[Stored records]
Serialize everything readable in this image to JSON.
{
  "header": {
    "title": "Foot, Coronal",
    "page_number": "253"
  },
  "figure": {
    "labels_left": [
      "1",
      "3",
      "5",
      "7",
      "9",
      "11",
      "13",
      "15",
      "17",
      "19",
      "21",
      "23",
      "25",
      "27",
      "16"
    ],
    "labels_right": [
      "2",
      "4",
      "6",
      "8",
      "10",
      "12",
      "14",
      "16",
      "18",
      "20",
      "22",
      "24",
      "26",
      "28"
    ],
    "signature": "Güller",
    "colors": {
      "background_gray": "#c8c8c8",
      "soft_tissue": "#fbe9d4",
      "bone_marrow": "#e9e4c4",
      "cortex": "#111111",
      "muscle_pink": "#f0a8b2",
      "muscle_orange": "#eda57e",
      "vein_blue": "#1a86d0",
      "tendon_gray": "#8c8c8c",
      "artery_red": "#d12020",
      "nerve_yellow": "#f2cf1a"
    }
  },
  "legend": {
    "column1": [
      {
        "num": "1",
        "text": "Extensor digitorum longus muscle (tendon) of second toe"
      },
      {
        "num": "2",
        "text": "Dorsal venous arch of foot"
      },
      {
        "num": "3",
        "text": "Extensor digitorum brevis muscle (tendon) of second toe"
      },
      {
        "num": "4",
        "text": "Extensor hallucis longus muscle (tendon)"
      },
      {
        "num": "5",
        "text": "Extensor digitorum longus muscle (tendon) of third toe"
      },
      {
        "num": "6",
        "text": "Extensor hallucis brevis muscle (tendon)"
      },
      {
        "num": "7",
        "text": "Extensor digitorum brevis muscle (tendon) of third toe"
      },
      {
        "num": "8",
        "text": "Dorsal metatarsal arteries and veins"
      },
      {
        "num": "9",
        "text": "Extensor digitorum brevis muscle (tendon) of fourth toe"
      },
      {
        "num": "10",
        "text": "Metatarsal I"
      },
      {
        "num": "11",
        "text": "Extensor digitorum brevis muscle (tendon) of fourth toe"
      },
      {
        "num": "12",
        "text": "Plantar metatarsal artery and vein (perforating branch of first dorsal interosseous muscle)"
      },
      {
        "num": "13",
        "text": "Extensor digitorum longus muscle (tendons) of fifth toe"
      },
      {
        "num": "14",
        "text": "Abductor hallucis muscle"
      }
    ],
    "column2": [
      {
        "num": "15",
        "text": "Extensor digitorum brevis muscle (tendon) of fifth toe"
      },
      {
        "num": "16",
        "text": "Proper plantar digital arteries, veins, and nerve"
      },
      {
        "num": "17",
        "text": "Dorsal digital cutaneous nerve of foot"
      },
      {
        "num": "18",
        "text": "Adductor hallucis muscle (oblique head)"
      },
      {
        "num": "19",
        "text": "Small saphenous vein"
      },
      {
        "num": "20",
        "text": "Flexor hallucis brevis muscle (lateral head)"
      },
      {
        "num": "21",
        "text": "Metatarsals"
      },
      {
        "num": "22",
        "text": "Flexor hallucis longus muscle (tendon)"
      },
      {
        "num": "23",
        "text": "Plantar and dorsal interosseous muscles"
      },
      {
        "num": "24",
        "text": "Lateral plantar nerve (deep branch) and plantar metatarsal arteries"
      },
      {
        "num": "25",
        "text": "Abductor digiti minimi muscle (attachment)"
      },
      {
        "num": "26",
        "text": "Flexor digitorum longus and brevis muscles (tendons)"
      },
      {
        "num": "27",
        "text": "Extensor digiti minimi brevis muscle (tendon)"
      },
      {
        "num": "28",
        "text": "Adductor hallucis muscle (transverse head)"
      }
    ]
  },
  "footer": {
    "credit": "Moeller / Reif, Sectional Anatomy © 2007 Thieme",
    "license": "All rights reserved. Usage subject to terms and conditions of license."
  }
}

- TASK TO CARRY OUT -
Each line of the material should be duplicated exactly, please.

- RIGHT ANSWER -
Serialize everything readable in this image to JSON.
{
  "header": {
    "title": "Foot, Coronal",
    "page_number": "253"
  },
  "figure": {
    "labels_left": [
      "1",
      "3",
      "5",
      "7",
      "9",
      "11",
      "13",
      "15",
      "17",
      "19",
      "21",
      "23",
      "25",
      "27",
      "16"
    ],
    "labels_right": [
      "2",
      "4",
      "6",
      "8",
      "10",
      "12",
      "14",
      "16",
      "18",
      "20",
      "22",
      "24",
      "26",
      "28"
    ],
    "signature": "Güller",
    "colors": {
      "background_gray": "#c8c8c8",
      "soft_tissue": "#fbe9d4",
      "bone_marrow": "#e9e4c4",
      "cortex": "#111111",
      "muscle_pink": "#f0a8b2",
      "muscle_orange": "#eda57e",
      "vein_blue": "#1a86d0",
      "tendon_gray": "#8c8c8c",
      "artery_red": "#d12020",
      "nerve_yellow": "#f2cf1a"
    }
  },
  "legend": {
    "column1": [
      {
        "num": "1",
        "text": "Extensor digitorum longus muscle (tendon) of second toe"
      },
      {
        "num": "2",
        "text": "Dorsal venous arch of foot"
      },
      {
        "num": "3",
        "text": "Extensor digitorum brevis muscle (tendon) of second toe"
      },
      {
        "num": "4",
        "text": "Extensor hallucis longus muscle (tendon)"
      },
      {
        "num": "5",
        "text": "Extensor digitorum longus muscle (tendon) of third toe"
      },
      {
        "num": "6",
        "text": "Extensor hallucis brevis muscle (tendon)"
      },
      {
        "num": "7",
        "text": "Extensor digitorum brevis muscle (tendon) of third toe"
      },
      {
        "num": "8",
        "text": "Dorsal metatarsal arteries and veins"
      },
      {
        "num": "9",
        "text": "Extensor digitorum brevis muscle (tendon) of fourth toe"
      },
      {
        "num": "10",
        "text": "Metatarsal I"
      },
      {
        "num": "11",
        "text": "Extensor digitorum brevis muscle (tendon) of fourth toe"
      },
      {
        "num": "12",
        "text": "Plantar metatarsal artery and vein (perforating branch of first dorsal interosseous muscle)"
      },
      {
        "num": "13",
        "text": "Extensor digitorum longus muscle (tendons) of fifth toe"
      },
      {
        "num": "14",
        "text": "Abductor hallucis muscle"
      }
    ],
    "column2": [
      {
        "num": "15",
        "text": "Extensor digitorum brevis muscle (tendon) of fifth toe"
      },
      {
        "num": "16",
        "text": "Proper plantar digital arteries, veins, and nerve"
      },
      {
        "num": "17",
        "text": "Dorsal digital cutaneous nerve of foot"
      },
      {
        "num": "18",
        "text": "Adductor hallucis muscle (oblique head)"
      },
      {
        "num": "19",
        "text": "Small saphenous vein"
      },
      {
        "num": "20",
        "text": "Flexor hallucis brevis muscle (lateral head)"
      },
      {
        "num": "21",
        "text": "Metatarsals"
      },
      {
        "num": "22",
        "text": "Flexor hallucis longus muscle (tendon)"
      },
      {
        "num": "23",
        "text": "Plantar and dorsal interosseous muscles"
      },
      {
        "num": "24",
        "text": "Lateral plantar nerve (deep branch) and plantar metatarsal arteries"
      },
      {
        "num": "25",
        "text": "Abductor digiti minimi muscle (attachment)"
      },
      {
        "num": "26",
        "text": "Flexor digitorum longus and brevis muscles (tendons)"
      },
      {
        "num": "27",
        "text": "Extensor digiti minimi brevis muscle (tendon)"
      },
      {
        "num": "28",
        "text": "Adductor hallucis muscle (transverse head)"
      }
    ]
  },
  "footer": {
    "credit": "Moeller / Reif, Sectional Anatomy © 2007 Thieme",
    "license": "All rights reserved. Usage subject to terms and conditions of license."
  }
}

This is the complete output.